*TASK DETAILS*
Could you copy the items below word for word, exactly as they appear?

*Data extracted from a collection*
============

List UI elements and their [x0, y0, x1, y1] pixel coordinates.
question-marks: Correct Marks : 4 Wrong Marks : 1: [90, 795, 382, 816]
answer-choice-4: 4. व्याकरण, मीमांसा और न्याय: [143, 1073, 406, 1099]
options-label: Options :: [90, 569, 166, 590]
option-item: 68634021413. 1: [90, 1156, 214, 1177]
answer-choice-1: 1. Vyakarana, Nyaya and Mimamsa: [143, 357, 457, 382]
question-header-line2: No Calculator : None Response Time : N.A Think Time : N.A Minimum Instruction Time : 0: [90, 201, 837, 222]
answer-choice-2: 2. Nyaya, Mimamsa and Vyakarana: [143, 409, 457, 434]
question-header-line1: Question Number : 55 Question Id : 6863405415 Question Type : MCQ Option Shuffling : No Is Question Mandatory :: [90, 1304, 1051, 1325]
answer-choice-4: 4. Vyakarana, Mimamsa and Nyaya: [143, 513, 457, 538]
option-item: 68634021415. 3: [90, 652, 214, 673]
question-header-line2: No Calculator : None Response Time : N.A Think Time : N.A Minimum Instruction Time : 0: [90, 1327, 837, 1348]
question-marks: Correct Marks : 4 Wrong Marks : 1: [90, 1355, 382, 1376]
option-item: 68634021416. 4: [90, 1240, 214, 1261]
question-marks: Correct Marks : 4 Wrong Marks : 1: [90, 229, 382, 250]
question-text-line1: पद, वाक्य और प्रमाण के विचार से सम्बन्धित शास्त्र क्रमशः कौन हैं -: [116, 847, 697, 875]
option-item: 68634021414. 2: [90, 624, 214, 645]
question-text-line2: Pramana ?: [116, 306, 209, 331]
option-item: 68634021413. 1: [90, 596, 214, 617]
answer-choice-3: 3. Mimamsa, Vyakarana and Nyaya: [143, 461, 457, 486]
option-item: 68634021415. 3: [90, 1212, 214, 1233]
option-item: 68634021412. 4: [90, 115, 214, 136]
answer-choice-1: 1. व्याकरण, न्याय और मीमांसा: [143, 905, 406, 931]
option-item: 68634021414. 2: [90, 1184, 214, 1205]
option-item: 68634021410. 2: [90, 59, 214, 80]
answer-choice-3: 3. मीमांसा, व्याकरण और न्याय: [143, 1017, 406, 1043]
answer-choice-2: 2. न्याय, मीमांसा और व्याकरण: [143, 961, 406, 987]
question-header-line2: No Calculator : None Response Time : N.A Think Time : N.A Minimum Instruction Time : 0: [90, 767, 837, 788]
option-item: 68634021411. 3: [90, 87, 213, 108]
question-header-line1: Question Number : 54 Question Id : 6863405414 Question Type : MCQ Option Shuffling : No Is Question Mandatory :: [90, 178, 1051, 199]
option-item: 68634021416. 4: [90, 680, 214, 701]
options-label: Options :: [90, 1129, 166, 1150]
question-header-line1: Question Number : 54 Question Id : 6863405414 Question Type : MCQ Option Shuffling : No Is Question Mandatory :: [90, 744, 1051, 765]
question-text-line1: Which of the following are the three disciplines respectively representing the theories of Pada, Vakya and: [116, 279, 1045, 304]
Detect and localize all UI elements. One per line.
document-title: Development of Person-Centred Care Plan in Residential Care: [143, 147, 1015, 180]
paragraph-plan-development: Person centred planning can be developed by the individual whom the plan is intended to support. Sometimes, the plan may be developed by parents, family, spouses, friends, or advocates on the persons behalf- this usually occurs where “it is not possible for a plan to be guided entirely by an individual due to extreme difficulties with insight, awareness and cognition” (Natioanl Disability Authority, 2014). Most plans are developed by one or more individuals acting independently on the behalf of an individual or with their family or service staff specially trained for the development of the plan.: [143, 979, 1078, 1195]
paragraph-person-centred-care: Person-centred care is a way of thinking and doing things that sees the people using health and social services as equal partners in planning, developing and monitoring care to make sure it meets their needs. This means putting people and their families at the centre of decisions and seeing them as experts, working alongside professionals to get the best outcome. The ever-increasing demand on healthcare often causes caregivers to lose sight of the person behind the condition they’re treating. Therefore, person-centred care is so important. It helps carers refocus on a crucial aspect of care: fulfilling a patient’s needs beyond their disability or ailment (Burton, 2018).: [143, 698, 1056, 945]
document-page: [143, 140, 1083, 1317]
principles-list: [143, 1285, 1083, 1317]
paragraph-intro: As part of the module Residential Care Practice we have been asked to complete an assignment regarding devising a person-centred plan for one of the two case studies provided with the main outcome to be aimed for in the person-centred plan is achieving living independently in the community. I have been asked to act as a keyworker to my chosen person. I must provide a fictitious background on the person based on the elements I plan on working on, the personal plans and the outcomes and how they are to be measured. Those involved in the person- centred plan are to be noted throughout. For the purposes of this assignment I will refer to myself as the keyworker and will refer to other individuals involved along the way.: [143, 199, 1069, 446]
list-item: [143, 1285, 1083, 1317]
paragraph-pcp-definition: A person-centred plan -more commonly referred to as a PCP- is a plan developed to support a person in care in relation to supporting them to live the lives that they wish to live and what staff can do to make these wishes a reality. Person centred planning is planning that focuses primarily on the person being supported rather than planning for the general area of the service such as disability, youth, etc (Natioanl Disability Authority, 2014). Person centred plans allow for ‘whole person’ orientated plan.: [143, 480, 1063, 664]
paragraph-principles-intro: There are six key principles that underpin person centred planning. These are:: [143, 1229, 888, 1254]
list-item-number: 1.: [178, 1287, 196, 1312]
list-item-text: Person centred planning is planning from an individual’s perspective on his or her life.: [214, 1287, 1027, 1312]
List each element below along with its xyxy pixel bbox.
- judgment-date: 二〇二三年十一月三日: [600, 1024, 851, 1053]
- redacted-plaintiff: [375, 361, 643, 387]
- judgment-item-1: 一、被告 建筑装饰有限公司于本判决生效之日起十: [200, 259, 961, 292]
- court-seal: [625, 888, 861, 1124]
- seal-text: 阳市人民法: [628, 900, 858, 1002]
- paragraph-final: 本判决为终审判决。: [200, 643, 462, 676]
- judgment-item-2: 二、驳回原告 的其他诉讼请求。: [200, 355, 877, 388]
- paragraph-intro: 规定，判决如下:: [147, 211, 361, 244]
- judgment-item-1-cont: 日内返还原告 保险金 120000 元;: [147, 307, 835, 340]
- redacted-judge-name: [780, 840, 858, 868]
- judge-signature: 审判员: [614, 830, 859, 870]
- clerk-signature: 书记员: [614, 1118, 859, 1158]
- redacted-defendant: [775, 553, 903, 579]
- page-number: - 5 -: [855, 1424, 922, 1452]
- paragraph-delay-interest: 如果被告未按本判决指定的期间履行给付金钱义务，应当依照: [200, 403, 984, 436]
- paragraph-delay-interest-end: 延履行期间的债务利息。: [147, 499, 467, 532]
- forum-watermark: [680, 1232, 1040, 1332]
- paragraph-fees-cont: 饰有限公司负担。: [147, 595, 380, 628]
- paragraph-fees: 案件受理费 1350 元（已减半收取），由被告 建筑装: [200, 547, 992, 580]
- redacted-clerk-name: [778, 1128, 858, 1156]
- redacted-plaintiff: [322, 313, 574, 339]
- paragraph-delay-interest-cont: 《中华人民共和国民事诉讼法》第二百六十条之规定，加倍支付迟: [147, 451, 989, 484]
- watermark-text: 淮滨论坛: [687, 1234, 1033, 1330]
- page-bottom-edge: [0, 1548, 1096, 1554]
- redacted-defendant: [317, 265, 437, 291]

============

*EXERCISE RESULT*
List UI elements and their [x0, y0, x1, y1] pixel coordinates.
question-marks: Correct Marks : 4 Wrong Marks : 1: [90, 795, 382, 816]
answer-choice-4: 4. व्याकरण, मीमांसा और न्याय: [143, 1073, 406, 1099]
options-label: Options :: [90, 569, 166, 590]
option-item: 68634021413. 1: [90, 1156, 214, 1177]
answer-choice-1: 1. Vyakarana, Nyaya and Mimamsa: [143, 357, 457, 382]
question-header-line2: No Calculator : None Response Time : N.A Think Time : N.A Minimum Instruction Time : 0: [90, 201, 837, 222]
answer-choice-2: 2. Nyaya, Mimamsa and Vyakarana: [143, 409, 457, 434]
question-header-line1: Question Number : 55 Question Id : 6863405415 Question Type : MCQ Option Shuffling : No Is Question Mandatory :: [90, 1304, 1051, 1325]
answer-choice-4: 4. Vyakarana, Mimamsa and Nyaya: [143, 513, 457, 538]
option-item: 68634021415. 3: [90, 652, 214, 673]
question-header-line2: No Calculator : None Response Time : N.A Think Time : N.A Minimum Instruction Time : 0: [90, 1327, 837, 1348]
question-marks: Correct Marks : 4 Wrong Marks : 1: [90, 1355, 382, 1376]
option-item: 68634021416. 4: [90, 1240, 214, 1261]
question-marks: Correct Marks : 4 Wrong Marks : 1: [90, 229, 382, 250]
question-text-line1: पद, वाक्य और प्रमाण के विचार से सम्बन्धित शास्त्र क्रमशः कौन हैं -: [116, 847, 697, 875]
option-item: 68634021414. 2: [90, 624, 214, 645]
question-text-line2: Pramana ?: [116, 306, 209, 331]
option-item: 68634021413. 1: [90, 596, 214, 617]
answer-choice-3: 3. Mimamsa, Vyakarana and Nyaya: [143, 461, 457, 486]
option-item: 68634021415. 3: [90, 1212, 214, 1233]
option-item: 68634021412. 4: [90, 115, 214, 136]
answer-choice-1: 1. व्याकरण, न्याय और मीमांसा: [143, 905, 406, 931]
option-item: 68634021414. 2: [90, 1184, 214, 1205]
option-item: 68634021410. 2: [90, 59, 214, 80]
answer-choice-3: 3. मीमांसा, व्याकरण और न्याय: [143, 1017, 406, 1043]
answer-choice-2: 2. न्याय, मीमांसा और व्याकरण: [143, 961, 406, 987]
question-header-line2: No Calculator : None Response Time : N.A Think Time : N.A Minimum Instruction Time : 0: [90, 767, 837, 788]
option-item: 68634021411. 3: [90, 87, 213, 108]
question-header-line1: Question Number : 54 Question Id : 6863405414 Question Type : MCQ Option Shuffling : No Is Question Mandatory :: [90, 178, 1051, 199]
option-item: 68634021416. 4: [90, 680, 214, 701]
options-label: Options :: [90, 1129, 166, 1150]
question-header-line1: Question Number : 54 Question Id : 6863405414 Question Type : MCQ Option Shuffling : No Is Question Mandatory :: [90, 744, 1051, 765]
question-text-line1: Which of the following are the three disciplines respectively representing the theories of Pada, Vakya and: [116, 279, 1045, 304]
Detect and localize all UI elements. One per line.
document-title: Development of Person-Centred Care Plan in Residential Care: [143, 147, 1015, 180]
paragraph-plan-development: Person centred planning can be developed by the individual whom the plan is intended to support. Sometimes, the plan may be developed by parents, family, spouses, friends, or advocates on the persons behalf- this usually occurs where “it is not possible for a plan to be guided entirely by an individual due to extreme difficulties with insight, awareness and cognition” (Natioanl Disability Authority, 2014). Most plans are developed by one or more individuals acting independently on the behalf of an individual or with their family or service staff specially trained for the development of the plan.: [143, 979, 1078, 1195]
paragraph-person-centred-care: Person-centred care is a way of thinking and doing things that sees the people using health and social services as equal partners in planning, developing and monitoring care to make sure it meets their needs. This means putting people and their families at the centre of decisions and seeing them as experts, working alongside professionals to get the best outcome. The ever-increasing demand on healthcare often causes caregivers to lose sight of the person behind the condition they’re treating. Therefore, person-centred care is so important. It helps carers refocus on a crucial aspect of care: fulfilling a patient’s needs beyond their disability or ailment (Burton, 2018).: [143, 698, 1056, 945]
document-page: [143, 140, 1083, 1317]
principles-list: [143, 1285, 1083, 1317]
paragraph-intro: As part of the module Residential Care Practice we have been asked to complete an assignment regarding devising a person-centred plan for one of the two case studies provided with the main outcome to be aimed for in the person-centred plan is achieving living independently in the community. I have been asked to act as a keyworker to my chosen person. I must provide a fictitious background on the person based on the elements I plan on working on, the personal plans and the outcomes and how they are to be measured. Those involved in the person- centred plan are to be noted throughout. For the purposes of this assignment I will refer to myself as the keyworker and will refer to other individuals involved along the way.: [143, 199, 1069, 446]
list-item: [143, 1285, 1083, 1317]
paragraph-pcp-definition: A person-centred plan -more commonly referred to as a PCP- is a plan developed to support a person in care in relation to supporting them to live the lives that they wish to live and what staff can do to make these wishes a reality. Person centred planning is planning that focuses primarily on the person being supported rather than planning for the general area of the service such as disability, youth, etc (Natioanl Disability Authority, 2014). Person centred plans allow for ‘whole person’ orientated plan.: [143, 480, 1063, 664]
paragraph-principles-intro: There are six key principles that underpin person centred planning. These are:: [143, 1229, 888, 1254]
list-item-number: 1.: [178, 1287, 196, 1312]
list-item-text: Person centred planning is planning from an individual’s perspective on his or her life.: [214, 1287, 1027, 1312]
List each element below along with its xyxy pixel bbox.
- judgment-date: 二〇二三年十一月三日: [600, 1024, 851, 1053]
- redacted-plaintiff: [375, 361, 643, 387]
- judgment-item-1: 一、被告 建筑装饰有限公司于本判决生效之日起十: [200, 259, 961, 292]
- court-seal: [625, 888, 861, 1124]
- seal-text: 阳市人民法: [628, 900, 858, 1002]
- paragraph-final: 本判决为终审判决。: [200, 643, 462, 676]
- judgment-item-2: 二、驳回原告 的其他诉讼请求。: [200, 355, 877, 388]
- paragraph-intro: 规定，判决如下:: [147, 211, 361, 244]
- judgment-item-1-cont: 日内返还原告 保险金 120000 元;: [147, 307, 835, 340]
- redacted-judge-name: [780, 840, 858, 868]
- judge-signature: 审判员: [614, 830, 859, 870]
- clerk-signature: 书记员: [614, 1118, 859, 1158]
- redacted-defendant: [775, 553, 903, 579]
- page-number: - 5 -: [855, 1424, 922, 1452]
- paragraph-delay-interest: 如果被告未按本判决指定的期间履行给付金钱义务，应当依照: [200, 403, 984, 436]
- paragraph-delay-interest-end: 延履行期间的债务利息。: [147, 499, 467, 532]
- forum-watermark: [680, 1232, 1040, 1332]
- paragraph-fees-cont: 饰有限公司负担。: [147, 595, 380, 628]
- paragraph-fees: 案件受理费 1350 元（已减半收取），由被告 建筑装: [200, 547, 992, 580]
- redacted-clerk-name: [778, 1128, 858, 1156]
- redacted-plaintiff: [322, 313, 574, 339]
- paragraph-delay-interest-cont: 《中华人民共和国民事诉讼法》第二百六十条之规定，加倍支付迟: [147, 451, 989, 484]
- watermark-text: 淮滨论坛: [687, 1234, 1033, 1330]
- page-bottom-edge: [0, 1548, 1096, 1554]
- redacted-defendant: [317, 265, 437, 291]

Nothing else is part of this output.